Task details:
Reproduce the listing below character for character; drop every image.

-------- Dataset entries

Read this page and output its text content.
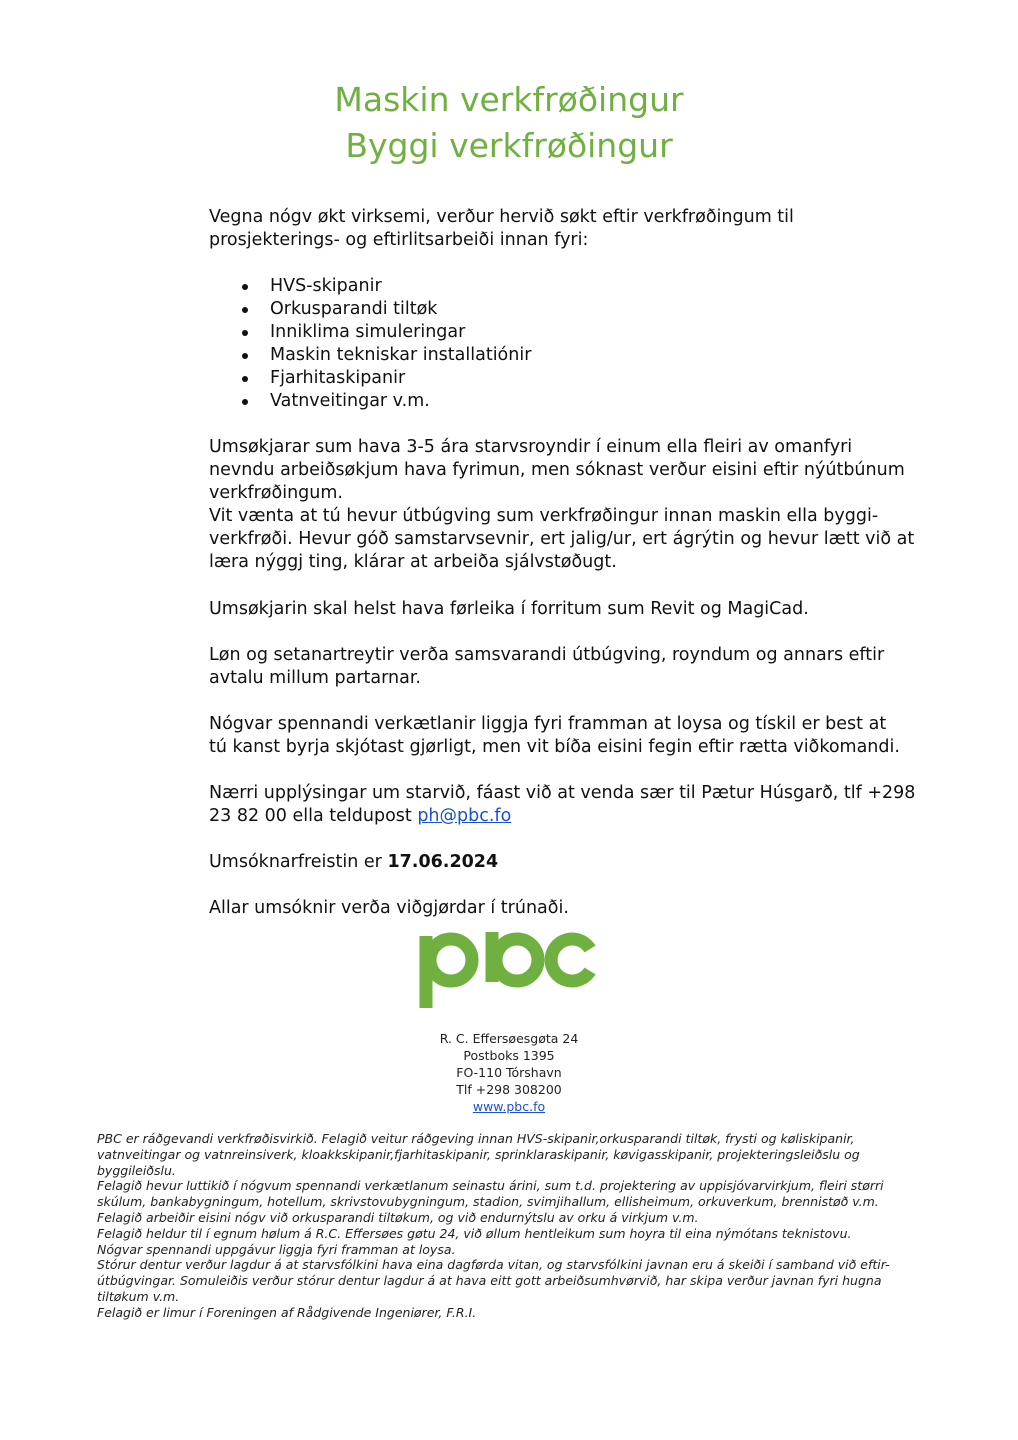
Maskin verkfrøðingur
Byggi verkfrøðingur

Vegna nógv økt virksemi, verður hervið søkt eftir verkfrøðingum til

prosjekterings- og eftirlitsarbeiði innan fyri:

HVS-skipanir
Orkusparandi tiltøk
Inniklima simuleringar
Maskin tekniskar installatiónir
Fjarhitaskipanir
Vatnveitingar v.m.

Umsøkjarar sum hava 3-5 ára starvsroyndir í einum ella fleiri av omanfyri

nevndu arbeiðsøkjum hava fyrimun, men sóknast verður eisini eftir nýútbúnum

verkfrøðingum.

Vit vænta at tú hevur útbúgving sum verkfrøðingur innan maskin ella byggi-

verkfrøði. Hevur góð samstarvsevnir, ert jalig/ur, ert ágrýtin og hevur lætt við at

læra nýggj ting, klárar at arbeiða sjálvstøðugt.

Umsøkjarin skal helst hava førleika í forritum sum Revit og MagiCad.

Løn og setanartreytir verða samsvarandi útbúgving, royndum og annars eftir

avtalu millum partarnar.

Nógvar spennandi verkætlanir liggja fyri framman at loysa og tískil er best at

tú kanst byrja skjótast gjørligt, men vit bíða eisini fegin eftir rætta viðkomandi.

Nærri upplýsingar um starvið, fáast við at venda sær til Pætur Húsgarð, tlf +298

23 82 00 ella teldupost ph@pbc.fo

Umsóknarfreistin er 17.06.2024

Allar umsóknir verða viðgjørdar í trúnaði.

R. C. Effersøesgøta 24
Postboks 1395
FO-110 Tórshavn
Tlf +298 308200
www.pbc.fo

PBC er ráðgevandi verkfrøðisvirkið. Felagið veitur ráðgeving innan HVS-skipanir,orkusparandi tiltøk, frysti og køliskipanir,

vatnveitingar og vatnreinsiverk, kloakkskipanir,fjarhitaskipanir, sprinklaraskipanir, køvigasskipanir, projekteringsleiðslu og

byggileiðslu.

Felagið hevur luttikið í nógvum spennandi verkætlanum seinastu árini, sum t.d. projektering av uppisjóvarvirkjum, fleiri størri

skúlum, bankabygningum, hotellum, skrivstovubygningum, stadion, svimjihallum, ellisheimum, orkuverkum, brennistøð v.m.

Felagið arbeiðir eisini nógv við orkusparandi tiltøkum, og við endurnýtslu av orku á virkjum v.m.

Felagið heldur til í egnum hølum á R.C. Effersøes gøtu 24, við øllum hentleikum sum hoyra til eina nýmótans teknistovu.

Nógvar spennandi uppgávur liggja fyri framman at loysa.

Stórur dentur verður lagdur á at starvsfólkini hava eina dagførda vitan, og starvsfólkini javnan eru á skeiði í samband við eftir-

útbúgvingar. Somuleiðis verður stórur dentur lagdur á at hava eitt gott arbeiðsumhvørvið, har skipa verður javnan fyri hugna

tiltøkum v.m.

Felagið er limur í Foreningen af Rådgivende Ingeniører, F.R.I.
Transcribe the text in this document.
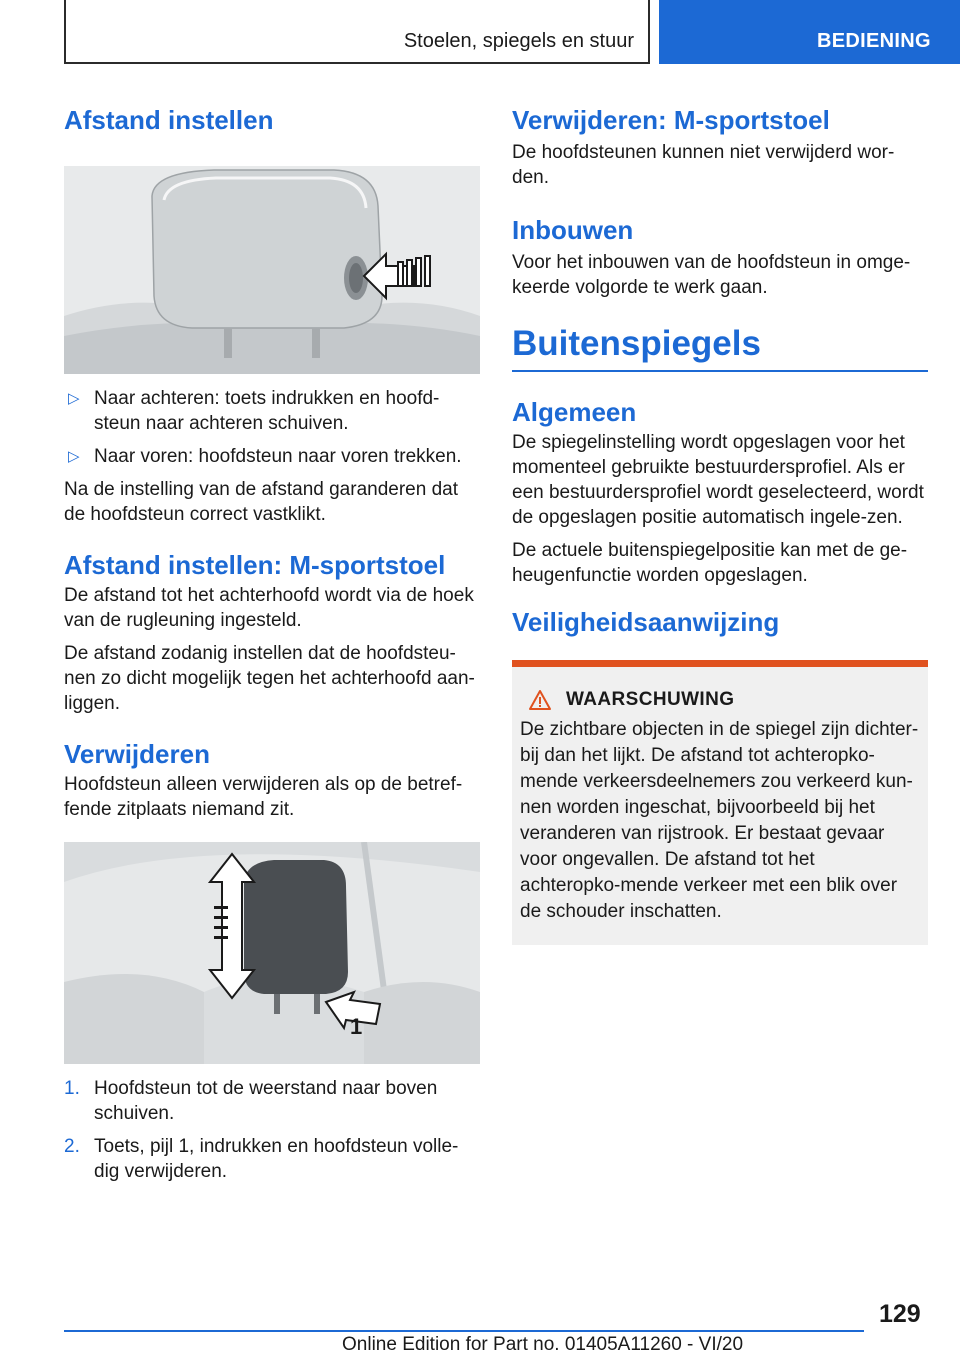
Stoelen, spiegels en stuur	BEDIENING
Afstand instellen
▷ Naar achteren: toets indrukken en hoofd-steun naar achteren schuiven.
▷ Naar voren: hoofdsteun naar voren trekken.

Na de instelling van de afstand garanderen dat de hoofdsteun correct vastklikt.

Afstand instellen: M-sportstoel

De afstand tot het achterhoofd wordt via de hoek van de rugleuning ingesteld.

De afstand zodanig instellen dat de hoofdsteu-nen zo dicht mogelijk tegen het achterhoofd aan-liggen.

Verwijderen

Hoofdsteun alleen verwijderen als op de betref-fende zitplaats niemand zit.

1
1. Hoofdsteun tot de weerstand naar boven schuiven.
2. Toets, pijl 1, indrukken en hoofdsteun volle-dig verwijderen.
Verwijderen: M-sportstoel

De hoofdsteunen kunnen niet verwijderd wor-den.

Inbouwen

Voor het inbouwen van de hoofdsteun in omge-keerde volgorde te werk gaan.

Buitenspiegels
Algemeen

De spiegelinstelling wordt opgeslagen voor het momenteel gebruikte bestuurdersprofiel. Als er een bestuurdersprofiel wordt geselecteerd, wordt de opgeslagen positie automatisch ingele-zen.

De actuele buitenspiegelpositie kan met de ge-heugenfunctie worden opgeslagen.

Veiligheidsaanwijzing
WAARSCHUWING

De zichtbare objecten in de spiegel zijn dichter-bij dan het lijkt. De afstand tot achteropko-mende verkeersdeelnemers zou verkeerd kun-nen worden ingeschat, bijvoorbeeld bij het veranderen van rijstrook. Er bestaat gevaar voor ongevallen. De afstand tot het achteropko-mende verkeer met een blik over de schouder inschatten.

129
Online Edition for Part no. 01405A11260 - VI/20
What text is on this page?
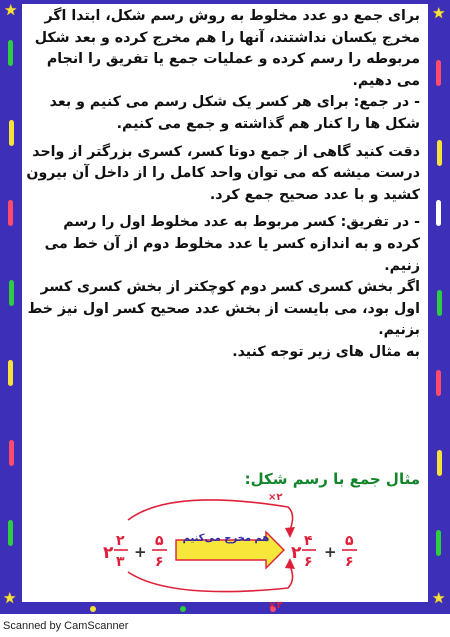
★	★
★	★

برای جمع دو عدد مخلوط به روش رسم شکل، ابتدا اگر مخرج یکسان نداشتند، آنها را هم مخرج کرده و بعد شکل مربوطه را رسم کرده و عملیات جمع یا تفریق را انجام می دهیم.

- در جمع: برای هر کسر یک شکل رسم می کنیم و بعد شکل ها را کنار هم گذاشته و جمع می کنیم.

دقت کنید گاهی از جمع دوتا کسر، کسری بزرگتر از واحد درست میشه که می توان واحد کامل را از داخل آن بیرون کشید و با عدد صحیح جمع کرد.

- در تفریق: کسر مربوط به عدد مخلوط اول را رسم کرده و به اندازه کسر یا عدد مخلوط دوم از آن خط می زنیم.

اگر بخش کسری کسر دوم کوچکتر از بخش کسری کسر اول بود، می بایست از بخش عدد صحیح کسر اول نیز خط بزنیم.

به مثال های زیر توجه کنید.

مثال جمع با رسم شکل:
×۲
×۲
۲
۲
۳
+
۵
۶
هم مخرج می‌کنیم
۲
۴
۶
+
۵
۶
Scanned by CamScanner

----------------

Response to the exercise:
Read this page and output its text content.
Maskin verkfrøðingur
Byggi verkfrøðingur

Vegna nógv økt virksemi, verður hervið søkt eftir verkfrøðingum til

prosjekterings- og eftirlitsarbeiði innan fyri:

HVS-skipanir
Orkusparandi tiltøk
Inniklima simuleringar
Maskin tekniskar installatiónir
Fjarhitaskipanir
Vatnveitingar v.m.

Umsøkjarar sum hava 3-5 ára starvsroyndir í einum ella fleiri av omanfyri

nevndu arbeiðsøkjum hava fyrimun, men sóknast verður eisini eftir nýútbúnum

verkfrøðingum.

Vit vænta at tú hevur útbúgving sum verkfrøðingur innan maskin ella byggi-

verkfrøði. Hevur góð samstarvsevnir, ert jalig/ur, ert ágrýtin og hevur lætt við at

læra nýggj ting, klárar at arbeiða sjálvstøðugt.

Umsøkjarin skal helst hava førleika í forritum sum Revit og MagiCad.

Løn og setanartreytir verða samsvarandi útbúgving, royndum og annars eftir

avtalu millum partarnar.

Nógvar spennandi verkætlanir liggja fyri framman at loysa og tískil er best at

tú kanst byrja skjótast gjørligt, men vit bíða eisini fegin eftir rætta viðkomandi.

Nærri upplýsingar um starvið, fáast við at venda sær til Pætur Húsgarð, tlf +298

23 82 00 ella teldupost ph@pbc.fo

Umsóknarfreistin er 17.06.2024

Allar umsóknir verða viðgjørdar í trúnaði.

R. C. Effersøesgøta 24
Postboks 1395
FO-110 Tórshavn
Tlf +298 308200
www.pbc.fo

PBC er ráðgevandi verkfrøðisvirkið. Felagið veitur ráðgeving innan HVS-skipanir,orkusparandi tiltøk, frysti og køliskipanir,

vatnveitingar og vatnreinsiverk, kloakkskipanir,fjarhitaskipanir, sprinklaraskipanir, køvigasskipanir, projekteringsleiðslu og

byggileiðslu.

Felagið hevur luttikið í nógvum spennandi verkætlanum seinastu árini, sum t.d. projektering av uppisjóvarvirkjum, fleiri størri

skúlum, bankabygningum, hotellum, skrivstovubygningum, stadion, svimjihallum, ellisheimum, orkuverkum, brennistøð v.m.

Felagið arbeiðir eisini nógv við orkusparandi tiltøkum, og við endurnýtslu av orku á virkjum v.m.

Felagið heldur til í egnum hølum á R.C. Effersøes gøtu 24, við øllum hentleikum sum hoyra til eina nýmótans teknistovu.

Nógvar spennandi uppgávur liggja fyri framman at loysa.

Stórur dentur verður lagdur á at starvsfólkini hava eina dagførda vitan, og starvsfólkini javnan eru á skeiði í samband við eftir-

útbúgvingar. Somuleiðis verður stórur dentur lagdur á at hava eitt gott arbeiðsumhvørvið, har skipa verður javnan fyri hugna

tiltøkum v.m.

Felagið er limur í Foreningen af Rådgivende Ingeniører, F.R.I.
Transcribe the text in this document.
Stoelen, spiegels en stuur	BEDIENING
Afstand instellen
▷ Naar achteren: toets indrukken en hoofd-steun naar achteren schuiven.
▷ Naar voren: hoofdsteun naar voren trekken.

Na de instelling van de afstand garanderen dat de hoofdsteun correct vastklikt.

Afstand instellen: M-sportstoel

De afstand tot het achterhoofd wordt via de hoek van de rugleuning ingesteld.

De afstand zodanig instellen dat de hoofdsteu-nen zo dicht mogelijk tegen het achterhoofd aan-liggen.

Verwijderen

Hoofdsteun alleen verwijderen als op de betref-fende zitplaats niemand zit.

1
1. Hoofdsteun tot de weerstand naar boven schuiven.
2. Toets, pijl 1, indrukken en hoofdsteun volle-dig verwijderen.
Verwijderen: M-sportstoel

De hoofdsteunen kunnen niet verwijderd wor-den.

Inbouwen

Voor het inbouwen van de hoofdsteun in omge-keerde volgorde te werk gaan.

Buitenspiegels
Algemeen

De spiegelinstelling wordt opgeslagen voor het momenteel gebruikte bestuurdersprofiel. Als er een bestuurdersprofiel wordt geselecteerd, wordt de opgeslagen positie automatisch ingele-zen.

De actuele buitenspiegelpositie kan met de ge-heugenfunctie worden opgeslagen.

Veiligheidsaanwijzing
WAARSCHUWING

De zichtbare objecten in de spiegel zijn dichter-bij dan het lijkt. De afstand tot achteropko-mende verkeersdeelnemers zou verkeerd kun-nen worden ingeschat, bijvoorbeeld bij het veranderen van rijstrook. Er bestaat gevaar voor ongevallen. De afstand tot het achteropko-mende verkeer met een blik over de schouder inschatten.

129
Online Edition for Part no. 01405A11260 - VI/20
What text is on this page?
★	★
★	★

برای جمع دو عدد مخلوط به روش رسم شکل، ابتدا اگر مخرج یکسان نداشتند، آنها را هم مخرج کرده و بعد شکل مربوطه را رسم کرده و عملیات جمع یا تفریق را انجام می دهیم.

- در جمع: برای هر کسر یک شکل رسم می کنیم و بعد شکل ها را کنار هم گذاشته و جمع می کنیم.

دقت کنید گاهی از جمع دوتا کسر، کسری بزرگتر از واحد درست میشه که می توان واحد کامل را از داخل آن بیرون کشید و با عدد صحیح جمع کرد.

- در تفریق: کسر مربوط به عدد مخلوط اول را رسم کرده و به اندازه کسر یا عدد مخلوط دوم از آن خط می زنیم.

اگر بخش کسری کسر دوم کوچکتر از بخش کسری کسر اول بود، می بایست از بخش عدد صحیح کسر اول نیز خط بزنیم.

به مثال های زیر توجه کنید.

مثال جمع با رسم شکل:
×۲
×۲
۲
۲
۳
+
۵
۶
هم مخرج می‌کنیم
۲
۴
۶
+
۵
۶
Scanned by CamScanner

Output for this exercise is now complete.